- What is expected
Give all the data again exactly.

- Records to process
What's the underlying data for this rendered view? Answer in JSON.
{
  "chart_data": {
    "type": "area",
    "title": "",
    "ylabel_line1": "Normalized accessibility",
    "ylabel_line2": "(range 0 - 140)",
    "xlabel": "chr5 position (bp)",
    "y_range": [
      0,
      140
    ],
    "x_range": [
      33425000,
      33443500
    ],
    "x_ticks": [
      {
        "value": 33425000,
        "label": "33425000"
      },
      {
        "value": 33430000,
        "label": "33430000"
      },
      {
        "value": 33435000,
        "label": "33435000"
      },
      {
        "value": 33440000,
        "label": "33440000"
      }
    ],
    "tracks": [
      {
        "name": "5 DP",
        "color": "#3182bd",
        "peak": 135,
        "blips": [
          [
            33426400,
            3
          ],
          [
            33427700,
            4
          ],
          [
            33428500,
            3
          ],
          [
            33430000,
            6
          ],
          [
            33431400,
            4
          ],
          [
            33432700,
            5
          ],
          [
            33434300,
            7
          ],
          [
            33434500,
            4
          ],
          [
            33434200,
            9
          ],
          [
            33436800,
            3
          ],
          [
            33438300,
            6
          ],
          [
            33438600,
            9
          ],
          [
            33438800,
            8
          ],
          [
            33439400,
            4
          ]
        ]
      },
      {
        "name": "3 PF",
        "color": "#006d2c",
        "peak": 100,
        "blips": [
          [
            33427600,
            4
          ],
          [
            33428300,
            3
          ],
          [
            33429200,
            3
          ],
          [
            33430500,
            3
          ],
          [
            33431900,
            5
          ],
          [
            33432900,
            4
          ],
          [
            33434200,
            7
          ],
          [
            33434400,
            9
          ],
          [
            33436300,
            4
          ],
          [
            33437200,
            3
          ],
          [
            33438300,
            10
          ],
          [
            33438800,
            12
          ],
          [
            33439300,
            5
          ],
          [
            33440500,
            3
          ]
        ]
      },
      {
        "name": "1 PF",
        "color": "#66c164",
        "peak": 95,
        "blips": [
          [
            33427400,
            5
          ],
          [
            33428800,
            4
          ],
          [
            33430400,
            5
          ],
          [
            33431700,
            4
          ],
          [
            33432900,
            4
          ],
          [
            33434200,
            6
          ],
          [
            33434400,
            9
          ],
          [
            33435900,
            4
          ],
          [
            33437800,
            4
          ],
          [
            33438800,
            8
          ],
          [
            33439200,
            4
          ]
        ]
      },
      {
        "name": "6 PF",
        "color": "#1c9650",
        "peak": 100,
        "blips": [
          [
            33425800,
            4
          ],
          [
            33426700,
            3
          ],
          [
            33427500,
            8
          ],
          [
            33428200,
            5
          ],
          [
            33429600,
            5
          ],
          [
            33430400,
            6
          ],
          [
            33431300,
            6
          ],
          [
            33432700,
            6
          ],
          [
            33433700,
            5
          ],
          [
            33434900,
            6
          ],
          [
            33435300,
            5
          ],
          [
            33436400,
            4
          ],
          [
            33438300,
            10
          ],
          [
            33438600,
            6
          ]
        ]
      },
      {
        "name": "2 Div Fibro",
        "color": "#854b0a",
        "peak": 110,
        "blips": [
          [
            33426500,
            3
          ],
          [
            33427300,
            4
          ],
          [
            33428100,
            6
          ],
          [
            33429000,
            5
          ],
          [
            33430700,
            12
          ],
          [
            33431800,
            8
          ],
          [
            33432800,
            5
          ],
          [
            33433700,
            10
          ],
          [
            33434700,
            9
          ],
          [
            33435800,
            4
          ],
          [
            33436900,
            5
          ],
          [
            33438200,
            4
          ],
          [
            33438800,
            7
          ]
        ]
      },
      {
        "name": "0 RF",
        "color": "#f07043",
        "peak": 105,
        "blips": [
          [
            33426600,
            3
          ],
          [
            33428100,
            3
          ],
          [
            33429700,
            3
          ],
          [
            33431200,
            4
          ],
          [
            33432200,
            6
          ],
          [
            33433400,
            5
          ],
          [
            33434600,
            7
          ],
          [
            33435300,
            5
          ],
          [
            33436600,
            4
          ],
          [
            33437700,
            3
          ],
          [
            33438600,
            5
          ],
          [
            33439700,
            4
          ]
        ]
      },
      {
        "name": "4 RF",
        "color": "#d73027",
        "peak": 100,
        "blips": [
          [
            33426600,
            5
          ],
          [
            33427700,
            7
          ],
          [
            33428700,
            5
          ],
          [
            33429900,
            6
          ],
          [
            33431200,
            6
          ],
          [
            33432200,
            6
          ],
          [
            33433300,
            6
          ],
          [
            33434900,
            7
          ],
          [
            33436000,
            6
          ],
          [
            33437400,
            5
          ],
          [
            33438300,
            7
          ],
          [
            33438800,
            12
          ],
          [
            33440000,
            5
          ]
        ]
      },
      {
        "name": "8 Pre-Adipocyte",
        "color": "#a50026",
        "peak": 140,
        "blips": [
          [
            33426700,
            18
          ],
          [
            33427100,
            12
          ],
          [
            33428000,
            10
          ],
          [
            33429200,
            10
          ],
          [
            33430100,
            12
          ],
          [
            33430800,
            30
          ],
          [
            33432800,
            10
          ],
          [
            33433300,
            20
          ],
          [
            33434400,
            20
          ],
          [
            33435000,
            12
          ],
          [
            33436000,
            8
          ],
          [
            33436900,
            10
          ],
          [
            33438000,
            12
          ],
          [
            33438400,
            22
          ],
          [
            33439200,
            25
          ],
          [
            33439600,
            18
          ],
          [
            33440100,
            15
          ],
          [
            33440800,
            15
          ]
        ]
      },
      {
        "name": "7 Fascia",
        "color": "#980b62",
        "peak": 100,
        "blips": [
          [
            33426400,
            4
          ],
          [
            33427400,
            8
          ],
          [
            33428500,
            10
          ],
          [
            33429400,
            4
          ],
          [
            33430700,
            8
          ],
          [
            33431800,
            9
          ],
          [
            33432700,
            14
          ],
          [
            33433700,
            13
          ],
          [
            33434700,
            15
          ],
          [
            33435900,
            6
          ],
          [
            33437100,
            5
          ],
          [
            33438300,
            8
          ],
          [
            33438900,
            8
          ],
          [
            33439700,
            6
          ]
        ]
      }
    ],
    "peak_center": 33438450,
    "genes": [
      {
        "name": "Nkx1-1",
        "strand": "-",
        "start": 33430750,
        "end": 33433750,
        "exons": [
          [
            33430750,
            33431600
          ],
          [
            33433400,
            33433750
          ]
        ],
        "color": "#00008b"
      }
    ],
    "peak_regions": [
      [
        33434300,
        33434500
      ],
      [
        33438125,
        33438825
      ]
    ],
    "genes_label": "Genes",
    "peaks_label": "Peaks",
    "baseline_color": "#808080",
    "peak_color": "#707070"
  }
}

- Exercise result
What's the underlying data for this rendered view? Answer in JSON.
{
  "chart_data": {
    "type": "area",
    "title": "",
    "ylabel_line1": "Normalized accessibility",
    "ylabel_line2": "(range 0 - 140)",
    "xlabel": "chr5 position (bp)",
    "y_range": [
      0,
      140
    ],
    "x_range": [
      33425000,
      33443500
    ],
    "x_ticks": [
      {
        "value": 33425000,
        "label": "33425000"
      },
      {
        "value": 33430000,
        "label": "33430000"
      },
      {
        "value": 33435000,
        "label": "33435000"
      },
      {
        "value": 33440000,
        "label": "33440000"
      }
    ],
    "tracks": [
      {
        "name": "5 DP",
        "color": "#3182bd",
        "peak": 135,
        "blips": [
          [
            33426400,
            3
          ],
          [
            33427700,
            4
          ],
          [
            33428500,
            3
          ],
          [
            33430000,
            6
          ],
          [
            33431400,
            4
          ],
          [
            33432700,
            5
          ],
          [
            33434300,
            7
          ],
          [
            33434500,
            4
          ],
          [
            33434200,
            9
          ],
          [
            33436800,
            3
          ],
          [
            33438300,
            6
          ],
          [
            33438600,
            9
          ],
          [
            33438800,
            8
          ],
          [
            33439400,
            4
          ]
        ]
      },
      {
        "name": "3 PF",
        "color": "#006d2c",
        "peak": 100,
        "blips": [
          [
            33427600,
            4
          ],
          [
            33428300,
            3
          ],
          [
            33429200,
            3
          ],
          [
            33430500,
            3
          ],
          [
            33431900,
            5
          ],
          [
            33432900,
            4
          ],
          [
            33434200,
            7
          ],
          [
            33434400,
            9
          ],
          [
            33436300,
            4
          ],
          [
            33437200,
            3
          ],
          [
            33438300,
            10
          ],
          [
            33438800,
            12
          ],
          [
            33439300,
            5
          ],
          [
            33440500,
            3
          ]
        ]
      },
      {
        "name": "1 PF",
        "color": "#66c164",
        "peak": 95,
        "blips": [
          [
            33427400,
            5
          ],
          [
            33428800,
            4
          ],
          [
            33430400,
            5
          ],
          [
            33431700,
            4
          ],
          [
            33432900,
            4
          ],
          [
            33434200,
            6
          ],
          [
            33434400,
            9
          ],
          [
            33435900,
            4
          ],
          [
            33437800,
            4
          ],
          [
            33438800,
            8
          ],
          [
            33439200,
            4
          ]
        ]
      },
      {
        "name": "6 PF",
        "color": "#1c9650",
        "peak": 100,
        "blips": [
          [
            33425800,
            4
          ],
          [
            33426700,
            3
          ],
          [
            33427500,
            8
          ],
          [
            33428200,
            5
          ],
          [
            33429600,
            5
          ],
          [
            33430400,
            6
          ],
          [
            33431300,
            6
          ],
          [
            33432700,
            6
          ],
          [
            33433700,
            5
          ],
          [
            33434900,
            6
          ],
          [
            33435300,
            5
          ],
          [
            33436400,
            4
          ],
          [
            33438300,
            10
          ],
          [
            33438600,
            6
          ]
        ]
      },
      {
        "name": "2 Div Fibro",
        "color": "#854b0a",
        "peak": 110,
        "blips": [
          [
            33426500,
            3
          ],
          [
            33427300,
            4
          ],
          [
            33428100,
            6
          ],
          [
            33429000,
            5
          ],
          [
            33430700,
            12
          ],
          [
            33431800,
            8
          ],
          [
            33432800,
            5
          ],
          [
            33433700,
            10
          ],
          [
            33434700,
            9
          ],
          [
            33435800,
            4
          ],
          [
            33436900,
            5
          ],
          [
            33438200,
            4
          ],
          [
            33438800,
            7
          ]
        ]
      },
      {
        "name": "0 RF",
        "color": "#f07043",
        "peak": 105,
        "blips": [
          [
            33426600,
            3
          ],
          [
            33428100,
            3
          ],
          [
            33429700,
            3
          ],
          [
            33431200,
            4
          ],
          [
            33432200,
            6
          ],
          [
            33433400,
            5
          ],
          [
            33434600,
            7
          ],
          [
            33435300,
            5
          ],
          [
            33436600,
            4
          ],
          [
            33437700,
            3
          ],
          [
            33438600,
            5
          ],
          [
            33439700,
            4
          ]
        ]
      },
      {
        "name": "4 RF",
        "color": "#d73027",
        "peak": 100,
        "blips": [
          [
            33426600,
            5
          ],
          [
            33427700,
            7
          ],
          [
            33428700,
            5
          ],
          [
            33429900,
            6
          ],
          [
            33431200,
            6
          ],
          [
            33432200,
            6
          ],
          [
            33433300,
            6
          ],
          [
            33434900,
            7
          ],
          [
            33436000,
            6
          ],
          [
            33437400,
            5
          ],
          [
            33438300,
            7
          ],
          [
            33438800,
            12
          ],
          [
            33440000,
            5
          ]
        ]
      },
      {
        "name": "8 Pre-Adipocyte",
        "color": "#a50026",
        "peak": 140,
        "blips": [
          [
            33426700,
            18
          ],
          [
            33427100,
            12
          ],
          [
            33428000,
            10
          ],
          [
            33429200,
            10
          ],
          [
            33430100,
            12
          ],
          [
            33430800,
            30
          ],
          [
            33432800,
            10
          ],
          [
            33433300,
            20
          ],
          [
            33434400,
            20
          ],
          [
            33435000,
            12
          ],
          [
            33436000,
            8
          ],
          [
            33436900,
            10
          ],
          [
            33438000,
            12
          ],
          [
            33438400,
            22
          ],
          [
            33439200,
            25
          ],
          [
            33439600,
            18
          ],
          [
            33440100,
            15
          ],
          [
            33440800,
            15
          ]
        ]
      },
      {
        "name": "7 Fascia",
        "color": "#980b62",
        "peak": 100,
        "blips": [
          [
            33426400,
            4
          ],
          [
            33427400,
            8
          ],
          [
            33428500,
            10
          ],
          [
            33429400,
            4
          ],
          [
            33430700,
            8
          ],
          [
            33431800,
            9
          ],
          [
            33432700,
            14
          ],
          [
            33433700,
            13
          ],
          [
            33434700,
            15
          ],
          [
            33435900,
            6
          ],
          [
            33437100,
            5
          ],
          [
            33438300,
            8
          ],
          [
            33438900,
            8
          ],
          [
            33439700,
            6
          ]
        ]
      }
    ],
    "peak_center": 33438450,
    "genes": [
      {
        "name": "Nkx1-1",
        "strand": "-",
        "start": 33430750,
        "end": 33433750,
        "exons": [
          [
            33430750,
            33431600
          ],
          [
            33433400,
            33433750
          ]
        ],
        "color": "#00008b"
      }
    ],
    "peak_regions": [
      [
        33434300,
        33434500
      ],
      [
        33438125,
        33438825
      ]
    ],
    "genes_label": "Genes",
    "peaks_label": "Peaks",
    "baseline_color": "#808080",
    "peak_color": "#707070"
  }
}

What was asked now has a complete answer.